## Material provided

'''

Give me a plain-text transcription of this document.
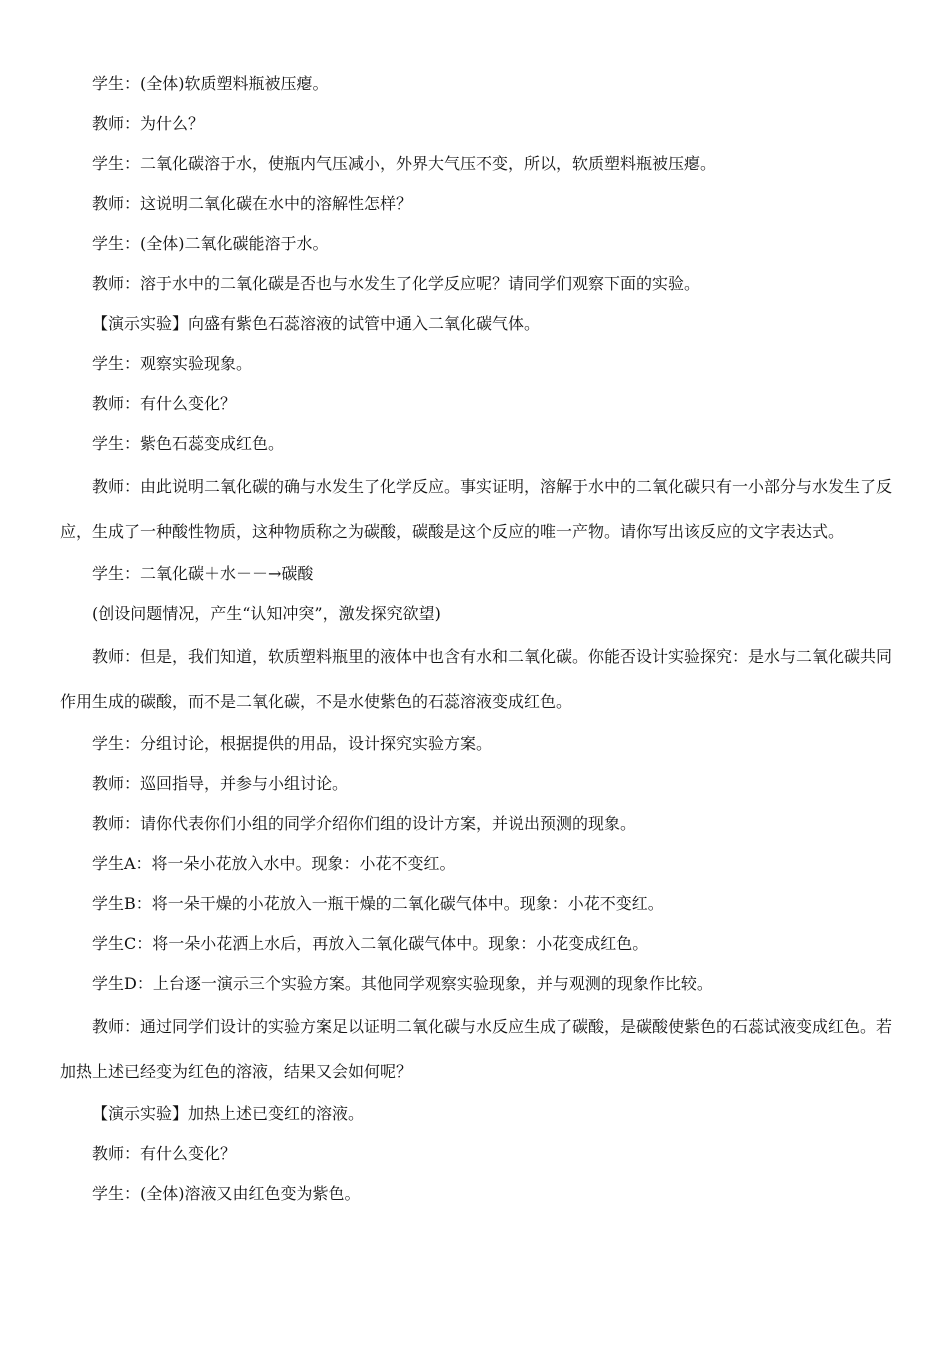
学生：(全体)软质塑料瓶被压瘪。

教师：为什么？

学生：二氧化碳溶于水，使瓶内气压减小，外界大气压不变，所以，软质塑料瓶被压瘪。

教师：这说明二氧化碳在水中的溶解性怎样？

学生：(全体)二氧化碳能溶于水。

教师：溶于水中的二氧化碳是否也与水发生了化学反应呢？请同学们观察下面的实验。

【演示实验】向盛有紫色石蕊溶液的试管中通入二氧化碳气体。

学生：观察实验现象。

教师：有什么变化？

学生：紫色石蕊变成红色。

教师：由此说明二氧化碳的确与水发生了化学反应。事实证明，溶解于水中的二氧化碳只有一小部分与水发生了反应，生成了一种酸性物质，这种物质称之为碳酸，碳酸是这个反应的唯一产物。请你写出该反应的文字表达式。

学生：二氧化碳＋水－－→碳酸

(创设问题情况，产生“认知冲突”，激发探究欲望)

教师：但是，我们知道，软质塑料瓶里的液体中也含有水和二氧化碳。你能否设计实验探究：是水与二氧化碳共同作用生成的碳酸，而不是二氧化碳，不是水使紫色的石蕊溶液变成红色。

学生：分组讨论，根据提供的用品，设计探究实验方案。

教师：巡回指导，并参与小组讨论。

教师：请你代表你们小组的同学介绍你们组的设计方案，并说出预测的现象。

学生A：将一朵小花放入水中。现象：小花不变红。

学生B：将一朵干燥的小花放入一瓶干燥的二氧化碳气体中。现象：小花不变红。

学生C：将一朵小花洒上水后，再放入二氧化碳气体中。现象：小花变成红色。

学生D：上台逐一演示三个实验方案。其他同学观察实验现象，并与观测的现象作比较。

教师：通过同学们设计的实验方案足以证明二氧化碳与水反应生成了碳酸，是碳酸使紫色的石蕊试液变成红色。若加热上述已经变为红色的溶液，结果又会如何呢？

【演示实验】加热上述已变红的溶液。

教师：有什么变化？

学生：(全体)溶液又由红色变为紫色。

'''

## Directions
Extract all lines from the material above that include the word "小花不变红".

## Answer in full
学生A：将一朵小花放入水中。现象：小花不变红。
学生B：将一朵干燥的小花放入一瓶干燥的二氧化碳气体中。现象：小花不变红。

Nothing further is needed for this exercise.